==== Given entries

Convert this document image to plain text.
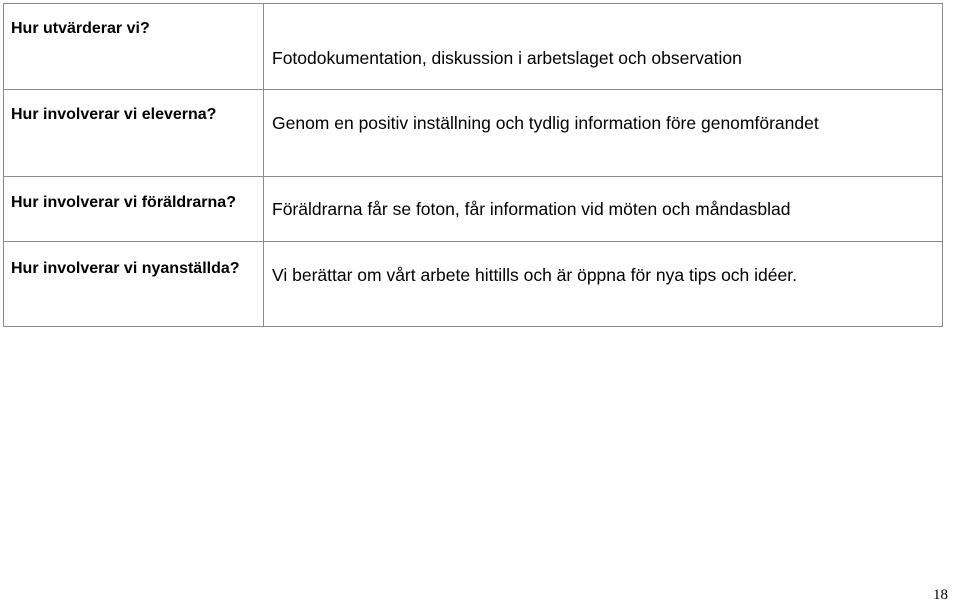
Hur utvärderar vi?	Fotodokumentation, diskussion i arbetslaget och observation
Hur involverar vi eleverna?	Genom en positiv inställning och tydlig information före genomförandet
Hur involverar vi föräldrarna?	Föräldrarna får se foton, får information vid möten och måndasblad
Hur involverar vi nyanställda?	Vi berättar om vårt arbete hittills och är öppna för nya tips och idéer.
18
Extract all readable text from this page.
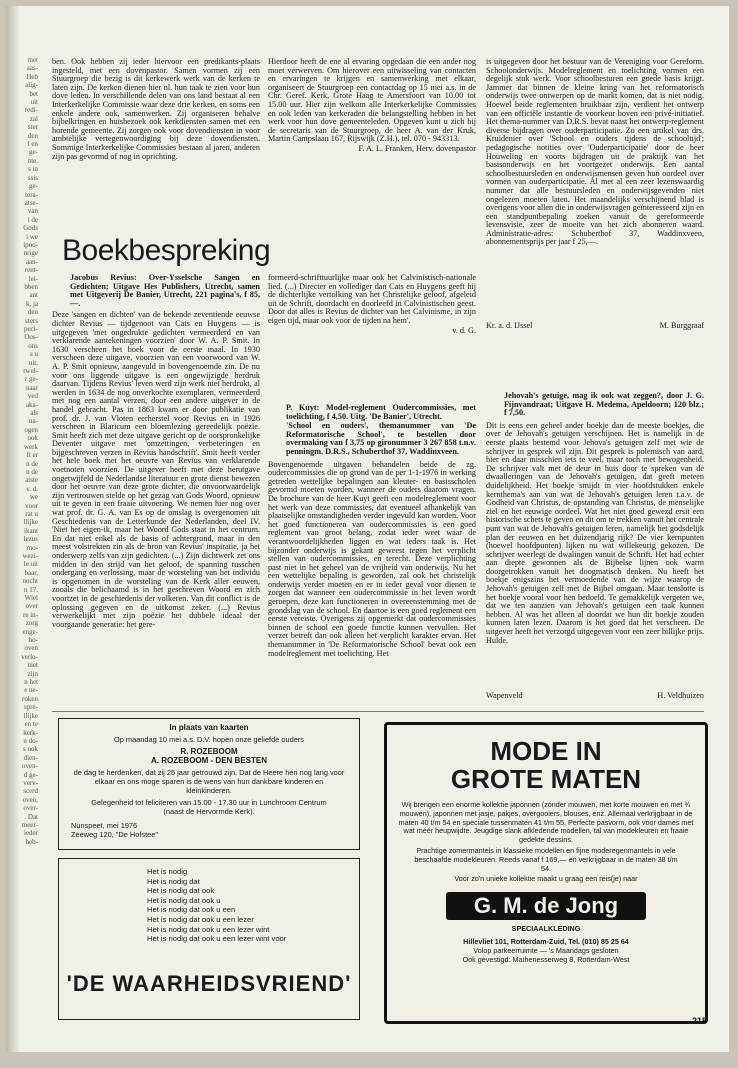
met
aas-
Heb
alig-
bet
uit
redi-
zal
ster
den
l en
ge-
nte.
s in
ssis
ge-
tera-
atse-
van
i de
Gods
i we
ipoo-
nrige
aan-
rent-
lei-
bben
ant
k, ja
den
sters
peci-
Oos-
ons
s u
uit,
rwel-
r ge-
naar
ved
aka-
als
na-
ogen
ook
werk
ft er
n de
n de
atste
v. d.
we
voor
rat u
llijke
ikant
lezus
mo-
wezi-
le uit
baar,
nocht
n 17.
Wiel
over
re in-
zorg
enge-
ho-
oven
verlo-
niet
zijn
n het
e ne-
roken
spre-
llijke
en te
kerk-
n do-
s ook
dien-
oven-
d ge-
verv-
scerd
oven,
over-
. Dat
meer-
ieder
heb-

ben. Ook hebben zij ieder hiervoor een predikants-plaats ingesteld, met een dovenpastor. Samen vormen zij een Stuurgroep die bezig is dit kerkewerk werk van de kerken te laten zijn. De kerken dienen hier nl. hun taak te zien voor hun dove leden. In verschillende delen van ons land bestaat al een Interkerkelijke Commissie waar deze drie kerken, en soms een enkele andere ook, samenwerken. Zij organiseren behalve bijbelkringen en huisbezoek ook kerkdiensten samen met een horende gemeente. Zij zorgen ook voor dovendiensten in voor ambtelijke vertegenwoordiging bij deze dovendiensten. Sommige Interkerkelijke Commissies bestaan al jaren, anderen zijn pas gevormd of nog in oprichting.

Hierdoor heeft de ene al ervaring opgedaan die een ander nog moet verwerven. Om hierover een uitwisseling van contacten en ervaringen te krijgen en samenwerking met elkaar, organiseert de Stuurgroep een contactdag op 15 mei a.s. in de Chr. Geref. Kerk, Grote Haag te Amersfoort van 10.00 tot 15.00 uur. Hier zijn welkom alle Interkerkelijke Commissies en ook leden van kerkeraden die belangstelling hebben in het werk voor hun dove gemeenteleden. Opgeven kunt u zich bij de secretaris van de Stuurgroep, de heer A. van der Kruk, Martin Campslaan 167, Rijswijk (Z.H.), tel. 070 - 943313.

F. A. L. Franken, Herv. dovenpastor

is uitgegeven door het bestuur van de Vereniging voor Gereform. Schoolonderwijs. Modelreglement en toelichting vormen een degelijk stuk werk. Voor schoolbesturen een goede basis krijgt. Jammer dat binnen de kleine kring van het reformatorisch onderwijs twee ontwerpen op de markt komen, dat is niet nodig. Hoewel beide reglementen bruikbaar zijn, verdient het ontwerp van een officiële instantie de voorkeur boven een privé-initiatief. Het thema-nummer van D.R.S. bevat naast het ontwerp-reglement diverse bijdragen over ouderparticipatie. Zo een artikel van drs. Kruidenier over 'School en ouders tijdens de schooltijd'; pedagogische notities over 'Ouderparticipatie' door de heer Houweling en voorts bijdragen uit de praktijk van het basisonderwijs en het voortgezet onderwijs. Een aantal schoolbestuursleden en onderwijsmensen geven hun oordeel over vormen van ouderparticipatie. Al met al een zeer lezenswaardig nummer dat alle bestuursleden en onderwijsgevenden niet ongelezen moeten laten. Het maandelijks verschijnend blad is overigens voor allen die in onderwijsvragen geïnteresseerd zijn en een standpuntbepaling zoeken vanuit de gereformeerde levensvisie, zeer de moeite van het zich abonneren waard. Administratie-adres: Schuberthof 37, Waddinxveen, abonnementsprijs per jaar f 25,—.

Kr. a. d. IJssel	M. Burggraaf
Boekbespreking

Jacobus Revius: Over-Ysselsche Sangen en Gedichten; Uitgave Hes Publishers, Utrecht, samen met Uitgeverij De Banier, Utrecht, 221 pagina's, f 85,—.

Deze 'sangen en dichten' van de bekende zeventiende eeuwse dichter Revius — tijdgenoot van Cats en Huygens — is uitgegeven 'met ongedrukte gedichten vermeerderd en van verklarende aantekeningen voorzien' door W. A. P. Smit. In 1630 verscheen het boek voor de eerste maal. In 1930 verscheen deze uitgave, voorzien van een voorwoord van W. A. P. Smit opnieuw, aangevuld in bovengenoemde zin. De nu voor ons liggende uitgave is een ongewijzigde herdruk daarvan. Tijdens Revius' leven werd zijn werk niet herdrukt, al werden in 1634 de nog onverkochte exemplaren, vermeerderd met nog een aantal verzen, door een andere uitgever in de handel gebracht. Pas in 1863 kwam er door publikatie van prof. dr. J. van Vloten eerherstel voor Revius en in 1926 verscheen in Blaricum een bloemlezing gereedelijk poëzie. Smit heeft zich met deze uitgave gericht op de oorspronkelijke Deventer uitgave met 'omzettingen, verbeteringen en bijgeschreven verzen in Revius handschrift'. Smit heeft verder het hele boek met het oeuvre van Revius van verklarende voetnoten voorzien. De uitgever heeft met deze herutgave ongetwijfeld de Nederlandse literatuur en grote dienst bewezen door het oeuvre van deze grote dichter, die onvoorwaardelijk zijn vertrouwen stelde op het gezag van Gods Woord, opnieuw uit te geven in een fraaie uitvoering. We nemen hier nog over wat prof. dr. G. A. van Es op de omslag is overgenomen uit Geschiedenis van de Letterkunde der Nederlanden, deel IV. 'Niet het eigen-ik, maar het Woord Gods staat in het centrum. En dat niet enkel als de basis of achtergrond, maar in den meest volstrekten zin als de bron van Revius' inspiratie, ja het onderwerp zelfs van zijn gedichten. (...) Zijn dichtwerk zet ons midden in den strijd van het geloof, de spanning tusschen ondergang en verlossing, maar de worsteling van het individu is opgenomen in de worsteling van de Kerk aller eeuwen, zooals die belichaamd is in het geschreven Woord en zich voortzet in de geschiedenis der volkeren. Van dit conflict is de oplossing gegeven en de uitkomst zeker. (...) Revius verwerkelijkt met zijn poëzie het dubbele ideaal der voorgaande generatie: het gere-

formeerd-schrifttuurlijke maar ook het Calvinistisch-nationale lied. (...) Directer en vollediger dan Cats en Huygens geeft hij de dichterlijke vertolking van het Christelijke geloof, afgeleid uit de Schrift, doordacht en doorleefd in Calvinistischen geest. Door dat alles is Revius de dichter van het Calvinisme, in zijn eigen tijd, maar ook voor de tijden na hem'.

v. d. G.

P. Kuyt: Model-reglement Oudercommissies, met toelichting, f 4,50. Uitg. 'De Banier', Utrecht.

'School en ouders', themanummer van 'De Reformatorische School', te bestellen door overmaking van f 3,75 op gironummer 3 267 858 t.n.v. penningm. D.R.S., Schuberthof 37, Waddinxveen.

Bovengenoemde uitgaven behandelen beide de zg. oudercommissies die op grond van de per 1-1-1976 in werking getreden wettelijke bepalingen aan kleuter- en basisscholen gevormd moeten worden, wanneer de ouders daarom vragen. De brochure van de heer Kuyt geeft een modelreglement voor het werk van deze commissies, dat eventueel afhankelijk van plaatselijke omstandigheden verder ingevuld kan worden. Voor het goed functioneren van oudercommissies is een goed reglement van groot belang, zodat ieder weet waar de verantwoordelijkheden liggen en wat ieders taak is. Het bijzonder onderwijs is gekant geweest tegen het verplicht stellen van oudercommissies, en terecht. Deze verplichting past niet in het geheel van de vrijheid van onderwijs. Nu het een wettelijke bepaling is geworden, zal ook het christelijk onderwijs verder moeten en er in ieder geval voor dienen te zorgen dat wanneer een oudercommissie in het leven wordt geroepen, deze kan functioneren in overeenstemming met de grondslag van de school. En daartoe is een goed reglement een eerste vereiste. Overigens zij opgemerkt dat oudercommissies binnen de school een goede functie kunnen vervullen. Het verzet betreft dan ook alleen het verplicht karakter ervan. Het themanummer in 'De Reformatorische School' bevat ook een modelreglement met toelichting. Het

Jehovah's getuige, mag ik ook wat zeggen?, door J. G. Fijnvandraat; Uitgave H. Medema, Apeldoorn; 120 blz.; f 7,50.

Dit is eens een geheel ander boekje dan de meeste boekjes, die over de Jehovah's getuigen verschijnen. Het is namelijk in de eerste plaats bestemd voor Jehova's getuigen zelf met wie de schrijver in gesprek wil zijn. Dit gesprek is polemisch van aard, hier en daar misschien iets te veel, maar toch met bewogenheid. De schrijver valt met de deur in huis door te spreken van de dwaalleringen van de Jehovah's getuigen, dat geeft meteen duidelijkheid. Het boekje smijdt in vier hoofdstukken enkele kernthema's aan van wat de Jehovah's getuigen leren t.a.v. de Godheid van Christus, de opstanding van Christus, de menselijke ziel en het eeuwige oordeel. Wat het niet goed gewezd ersit een historische schets te geven en dit om te trekken vanuit het centrale punt van wat de Jehovah's getuigen leren, namelijk het godsdelijk plan der eeuwen en het duizendjarig rijk? De vier kernpunten (hoewel hoofdpunten) lijken nu wat willekeurig gekozen. De schrijver weerlegt de dwalingen vanuit de Schrift. Het had echter aan diepte gewonnen als de Bijbelse lijnen ook warm doorgetrokken vanuit het doogmatisch denken. Nu heeft het boekje enigszins het vermoedende van de wijze waarop de Jehovah's getuigen zelf met de Bijbel omgaan. Maar tenslotte is het boekje vooral voor hen bedoeld. Te gemakkelijk vergeten we, dat we ten aanzien van Jehovah's getuigen een taak kunnen hebben. Al was het alleen al doordat we hun dit boekje zouden kunnen laten lezen. Daarom is het goed dat het verscheen. De uitgever heeft het verzorgd uitgegeven voor een zeer billijke prijs. Hulde.

Wapenveld	H. Veldhuizen
In plaats van kaarten
Op maandag 10 mei a.s. D.V. hopen onze geliefde ouders
R. ROZEBOOM
A. ROZEBOOM - DEN BESTEN
de dag te herdenken, dat zij 25 jaar getrouwd zijn. Dat de Heere hen nog lang voor elkaar en ons moge sparen is de wens van hun dankbare kinderen en kleinkinderen.
Gelegenheid tot feliciteren van 15.00 - 17.30 uur in Lunchroom Centrum (naast de Hervormde Kerk).
Nunspeet, mei 1976
Zeeweg 120, "De Hofstee"
Het is nodig
Het is nodig dat
Het is nodig dat ook
Het is nodig dat ook u
Het is nodig dat ook u een
Het is nodig dat ook u een lezer
Het is nodig dat ook u een lezer wint
Het is nodig dat ook u een lezer wint voor
'DE WAARHEIDSVRIEND'
MODE IN
GROTE MATEN
Wij brengen een enorme kollektie japonnen (zonder mouwen, met korte mouwen en met ¾ mouwen), japonnen met jasje, pakjes, overgooiers, blouses, enz. Allemaal verkrijgbaar in de maten 40 t/m 54 en speciale tussenmaten 41 t/m 55. Perfecte pasvorm, ook voor dames met wat méér heupwijdte. Jeugdige slank afkledende modellen, tal van modekleuren en fraaie gedekte dessins.
Prachtige zomermantels in klassieke modellen en fijne moderegenmantels in vele beschaafde modekleuren. Reeds vanaf f 169,— en verkrijgbaar in de maten 38 t/m 54.
Voor zo'n unieke kollektie maakt u graag een reis(je) naar
G. M. de Jong
SPECIAALKLEDING
Hillevliet 101, Rotterdam-Zuid, Tel. (010) 85 25 64
Volop parkeerruimte — 's Maandags gesloten
Ook gevestigd: Mathenesserweg 8, Rotterdam-West
215
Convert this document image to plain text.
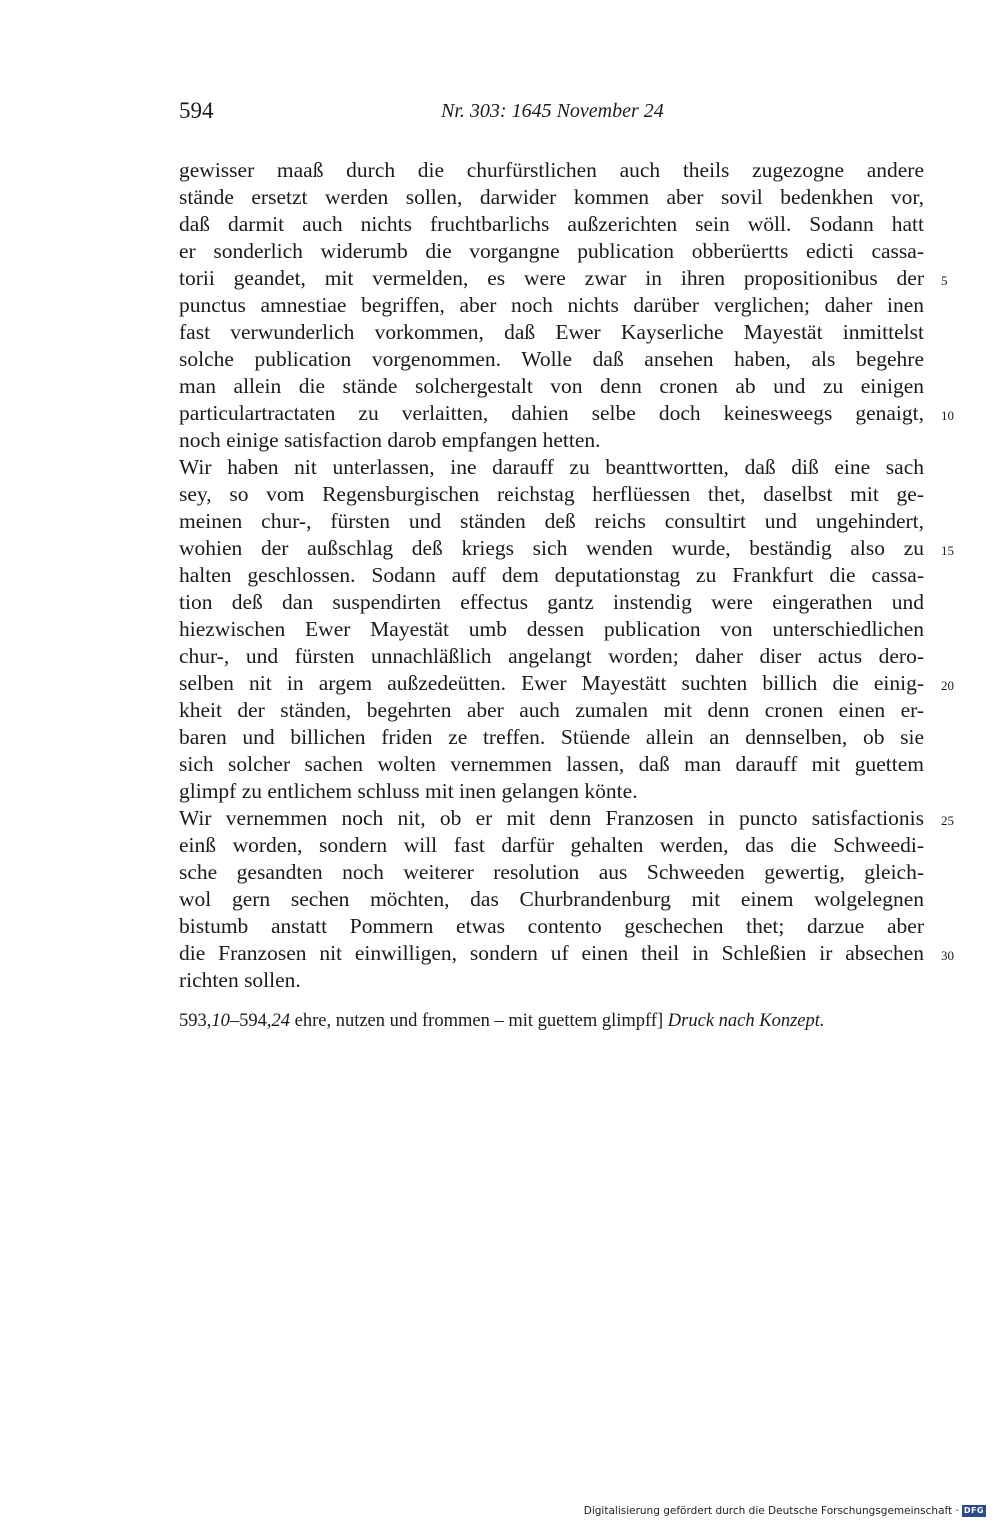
594	Nr. 303: 1645 November 24
gewisser maaß durch die churfürstlichen auch theils zugezogne andere
stände ersetzt werden sollen, darwider kommen aber sovil bedenkhen vor,
daß darmit auch nichts fruchtbarlichs außzerichten sein wöll. Sodann hatt
er sonderlich widerumb die vorgangne publication obberüertts edicti cassa-
torii geandet, mit vermelden, es were zwar in ihren propositionibus der 5
punctus amnestiae begriffen, aber noch nichts darüber verglichen; daher inen
fast verwunderlich vorkommen, daß Ewer Kayserliche Mayestät inmittelst
solche publication vorgenommen. Wolle daß ansehen haben, als begehre
man allein die stände solchergestalt von denn cronen ab und zu einigen
particulartractaten zu verlaitten, dahien selbe doch keinesweegs genaigt, 10
noch einige satisfaction darob empfangen hetten.
Wir haben nit unterlassen, ine darauff zu beanttwortten, daß diß eine sach
sey, so vom Regensburgischen reichstag herflüessen thet, daselbst mit ge-
meinen chur-, fürsten und ständen deß reichs consultirt und ungehindert,
wohien der außschlag deß kriegs sich wenden wurde, beständig also zu 15
halten geschlossen. Sodann auff dem deputationstag zu Frankfurt die cassa-
tion deß dan suspendirten effectus gantz instendig were eingerathen und
hiezwischen Ewer Mayestät umb dessen publication von unterschiedlichen
chur-, und fürsten unnachläßlich angelangt worden; daher diser actus dero-
selben nit in argem außzedeütten. Ewer Mayestätt suchten billich die einig- 20
kheit der ständen, begehrten aber auch zumalen mit denn cronen einen er-
baren und billichen friden ze treffen. Stüende allein an dennselben, ob sie
sich solcher sachen wolten vernemmen lassen, daß man darauff mit guettem
glimpf zu entlichem schluss mit inen gelangen könte.
Wir vernemmen noch nit, ob er mit denn Franzosen in puncto satisfactionis 25
einß worden, sondern will fast darfür gehalten werden, das die Schweedi-
sche gesandten noch weiterer resolution aus Schweeden gewertig, gleich-
wol gern sechen möchten, das Churbrandenburg mit einem wolgelegnen
bistumb anstatt Pommern etwas contento geschechen thet; darzue aber
die Franzosen nit einwilligen, sondern uf einen theil in Schleßien ir absechen 30
richten sollen.
593,10–594,24 ehre, nutzen und frommen – mit guettem glimpff] Druck nach Konzept.
Digitalisierung gefördert durch die Deutsche Forschungsgemeinschaft · DFG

========

# Problem to solve:
The lines above that hold the string "daher" are to be located and copied.

# Your solution:
punctus amnestiae begriffen, aber noch nichts darüber verglichen; daher inen
chur-, und fürsten unnachläßlich angelangt worden; daher diser actus dero-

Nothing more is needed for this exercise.